According to some math educators, forcing your child to memorize the times tables can actually inhibit your child’s ability to develop creative approaches to solving math problems, on top of severely diminishing their interest in math.

## A growing number of educators think we should scrap the times tables, but is this good news for your child?

Math facts like 1✕1=1 are fundamental assumptions required in order to use math. But rote memorization of products without recognizing the underlying process will not help your child develop an understanding of numerical relations.

That doesn’t mean your child should ignore the multiplication tables, however, since they outline some of the basic building blocks of math—that would be like studying language without a dictionary. Fortunately for children, the times tables don’t have to be dreadful—it’s all a matter of how we approach the task of teaching them.

So, how can you help your child to acquire an adequate familiarity with the times tables, while enabling them to come up with the answers on their own?

Dataset excerpt
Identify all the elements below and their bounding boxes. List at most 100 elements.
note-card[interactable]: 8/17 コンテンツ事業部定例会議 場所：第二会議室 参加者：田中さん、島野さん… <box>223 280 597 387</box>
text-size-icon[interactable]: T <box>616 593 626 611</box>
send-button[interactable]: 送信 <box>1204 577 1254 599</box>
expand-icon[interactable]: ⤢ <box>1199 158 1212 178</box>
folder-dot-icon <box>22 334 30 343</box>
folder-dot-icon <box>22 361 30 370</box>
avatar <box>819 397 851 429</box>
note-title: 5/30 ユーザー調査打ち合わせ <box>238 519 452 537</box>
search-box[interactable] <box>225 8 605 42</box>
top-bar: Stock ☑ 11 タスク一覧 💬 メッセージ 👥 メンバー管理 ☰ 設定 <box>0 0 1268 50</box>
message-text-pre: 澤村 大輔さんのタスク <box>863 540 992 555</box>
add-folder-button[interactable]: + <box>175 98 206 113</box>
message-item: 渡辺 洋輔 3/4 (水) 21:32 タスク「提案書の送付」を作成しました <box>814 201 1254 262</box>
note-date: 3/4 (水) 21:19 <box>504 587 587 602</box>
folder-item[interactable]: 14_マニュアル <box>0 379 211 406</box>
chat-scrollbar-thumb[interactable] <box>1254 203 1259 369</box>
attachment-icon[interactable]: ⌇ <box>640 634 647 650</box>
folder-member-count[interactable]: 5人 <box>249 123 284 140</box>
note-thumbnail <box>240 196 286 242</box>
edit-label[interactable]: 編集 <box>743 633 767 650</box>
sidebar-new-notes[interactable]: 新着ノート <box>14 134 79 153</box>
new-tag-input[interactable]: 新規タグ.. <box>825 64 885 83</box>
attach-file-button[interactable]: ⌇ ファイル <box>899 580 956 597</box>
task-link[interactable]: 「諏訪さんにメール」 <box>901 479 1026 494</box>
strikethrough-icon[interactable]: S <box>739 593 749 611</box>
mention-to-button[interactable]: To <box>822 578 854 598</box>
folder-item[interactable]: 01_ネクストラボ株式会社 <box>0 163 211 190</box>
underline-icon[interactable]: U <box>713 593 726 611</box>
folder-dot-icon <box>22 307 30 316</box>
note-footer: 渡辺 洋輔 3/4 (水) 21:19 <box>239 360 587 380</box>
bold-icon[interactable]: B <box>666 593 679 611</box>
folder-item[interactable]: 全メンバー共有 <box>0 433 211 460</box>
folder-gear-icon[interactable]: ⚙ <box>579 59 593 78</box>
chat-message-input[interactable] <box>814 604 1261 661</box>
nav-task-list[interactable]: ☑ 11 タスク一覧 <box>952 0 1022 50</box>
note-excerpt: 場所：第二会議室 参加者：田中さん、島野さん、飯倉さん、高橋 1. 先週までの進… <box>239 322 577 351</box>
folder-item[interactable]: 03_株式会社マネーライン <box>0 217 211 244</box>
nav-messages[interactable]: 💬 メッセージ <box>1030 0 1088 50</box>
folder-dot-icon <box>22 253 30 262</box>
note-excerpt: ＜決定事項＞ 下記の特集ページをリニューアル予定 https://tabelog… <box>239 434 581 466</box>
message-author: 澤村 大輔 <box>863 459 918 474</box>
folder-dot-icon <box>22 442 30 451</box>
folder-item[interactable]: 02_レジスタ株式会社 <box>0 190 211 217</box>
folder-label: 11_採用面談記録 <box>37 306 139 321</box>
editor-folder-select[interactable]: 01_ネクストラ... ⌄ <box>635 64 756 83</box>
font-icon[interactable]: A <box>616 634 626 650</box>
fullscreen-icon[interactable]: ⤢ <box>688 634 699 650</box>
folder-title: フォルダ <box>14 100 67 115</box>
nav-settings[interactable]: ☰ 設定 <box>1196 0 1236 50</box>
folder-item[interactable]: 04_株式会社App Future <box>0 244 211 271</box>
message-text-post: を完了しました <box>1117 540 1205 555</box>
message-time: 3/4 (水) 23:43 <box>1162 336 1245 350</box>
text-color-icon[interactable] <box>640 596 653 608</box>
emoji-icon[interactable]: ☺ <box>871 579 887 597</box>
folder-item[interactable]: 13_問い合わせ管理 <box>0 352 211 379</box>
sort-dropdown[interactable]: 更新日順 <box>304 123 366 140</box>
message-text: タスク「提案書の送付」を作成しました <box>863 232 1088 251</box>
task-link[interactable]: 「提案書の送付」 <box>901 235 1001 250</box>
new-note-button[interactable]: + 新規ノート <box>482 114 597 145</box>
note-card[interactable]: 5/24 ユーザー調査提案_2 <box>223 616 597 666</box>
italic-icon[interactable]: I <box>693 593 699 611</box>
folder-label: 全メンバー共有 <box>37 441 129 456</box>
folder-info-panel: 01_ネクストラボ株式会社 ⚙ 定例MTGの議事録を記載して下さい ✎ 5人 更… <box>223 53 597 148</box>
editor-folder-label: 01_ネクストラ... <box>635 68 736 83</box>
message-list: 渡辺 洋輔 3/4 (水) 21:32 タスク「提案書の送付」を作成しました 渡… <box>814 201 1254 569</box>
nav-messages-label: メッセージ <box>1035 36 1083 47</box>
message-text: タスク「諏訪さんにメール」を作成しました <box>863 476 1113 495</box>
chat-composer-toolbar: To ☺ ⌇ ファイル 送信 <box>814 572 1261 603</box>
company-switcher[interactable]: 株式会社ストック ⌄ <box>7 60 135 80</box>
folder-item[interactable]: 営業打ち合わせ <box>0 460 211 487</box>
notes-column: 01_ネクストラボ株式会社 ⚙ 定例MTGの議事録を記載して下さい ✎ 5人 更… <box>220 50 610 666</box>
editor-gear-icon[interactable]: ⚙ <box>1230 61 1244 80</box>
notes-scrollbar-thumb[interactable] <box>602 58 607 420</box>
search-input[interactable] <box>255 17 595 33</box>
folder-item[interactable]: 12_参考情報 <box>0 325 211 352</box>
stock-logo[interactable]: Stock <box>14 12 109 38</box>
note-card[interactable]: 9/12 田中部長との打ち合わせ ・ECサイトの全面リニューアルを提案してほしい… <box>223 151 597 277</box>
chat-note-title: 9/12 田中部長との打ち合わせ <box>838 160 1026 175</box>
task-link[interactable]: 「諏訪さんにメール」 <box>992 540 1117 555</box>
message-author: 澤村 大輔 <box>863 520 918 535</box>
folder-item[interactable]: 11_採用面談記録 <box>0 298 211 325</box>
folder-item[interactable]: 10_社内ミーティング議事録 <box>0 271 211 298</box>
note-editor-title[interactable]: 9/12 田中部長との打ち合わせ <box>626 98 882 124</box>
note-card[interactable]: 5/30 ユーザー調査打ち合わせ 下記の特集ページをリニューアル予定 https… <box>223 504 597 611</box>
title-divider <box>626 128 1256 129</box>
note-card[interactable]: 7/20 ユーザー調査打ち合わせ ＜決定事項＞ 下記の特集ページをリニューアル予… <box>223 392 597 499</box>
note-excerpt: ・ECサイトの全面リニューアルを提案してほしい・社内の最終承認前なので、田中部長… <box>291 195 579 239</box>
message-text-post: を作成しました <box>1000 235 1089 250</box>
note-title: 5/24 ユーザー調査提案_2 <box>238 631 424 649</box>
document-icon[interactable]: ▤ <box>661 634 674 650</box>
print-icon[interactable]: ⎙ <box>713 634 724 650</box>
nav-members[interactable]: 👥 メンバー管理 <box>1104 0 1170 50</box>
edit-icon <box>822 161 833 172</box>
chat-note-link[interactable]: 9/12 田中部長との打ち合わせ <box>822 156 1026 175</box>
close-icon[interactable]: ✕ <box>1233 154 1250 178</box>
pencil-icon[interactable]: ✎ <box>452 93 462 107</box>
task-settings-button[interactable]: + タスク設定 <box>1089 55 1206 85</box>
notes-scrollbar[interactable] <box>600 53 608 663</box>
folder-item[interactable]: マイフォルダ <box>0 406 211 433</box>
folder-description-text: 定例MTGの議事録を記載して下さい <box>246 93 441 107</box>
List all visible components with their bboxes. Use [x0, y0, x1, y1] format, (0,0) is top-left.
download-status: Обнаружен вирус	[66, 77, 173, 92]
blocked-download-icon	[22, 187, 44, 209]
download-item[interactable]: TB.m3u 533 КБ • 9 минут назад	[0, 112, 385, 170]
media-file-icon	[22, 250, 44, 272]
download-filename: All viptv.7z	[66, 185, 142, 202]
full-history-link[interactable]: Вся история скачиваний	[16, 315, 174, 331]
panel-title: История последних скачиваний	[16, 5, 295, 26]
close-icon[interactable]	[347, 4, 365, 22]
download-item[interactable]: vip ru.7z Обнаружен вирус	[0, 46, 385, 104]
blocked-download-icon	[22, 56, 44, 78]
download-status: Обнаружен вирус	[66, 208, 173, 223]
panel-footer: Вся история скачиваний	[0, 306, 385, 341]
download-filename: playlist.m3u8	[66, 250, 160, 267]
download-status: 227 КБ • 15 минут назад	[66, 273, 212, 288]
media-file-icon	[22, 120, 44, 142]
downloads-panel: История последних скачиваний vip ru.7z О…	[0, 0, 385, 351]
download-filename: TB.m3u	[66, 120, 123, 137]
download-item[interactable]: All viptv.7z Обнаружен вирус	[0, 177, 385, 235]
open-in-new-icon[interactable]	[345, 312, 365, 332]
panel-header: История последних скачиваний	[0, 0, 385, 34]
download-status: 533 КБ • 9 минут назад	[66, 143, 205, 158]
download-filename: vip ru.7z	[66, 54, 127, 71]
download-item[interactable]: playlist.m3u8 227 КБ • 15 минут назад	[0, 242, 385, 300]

_Requirements:_
Print the passage of the times tables text from "## A growing" to "of numerical relations.", copying it word for word.

_Solution to the exercise:_
## A growing number of educators think we should scrap the times tables, but is this good news for your child?

Math facts like 1✕1=1 are fundamental assumptions required in order to use math. But rote memorization of products without recognizing the underlying process will not help your child develop an understanding of numerical relations.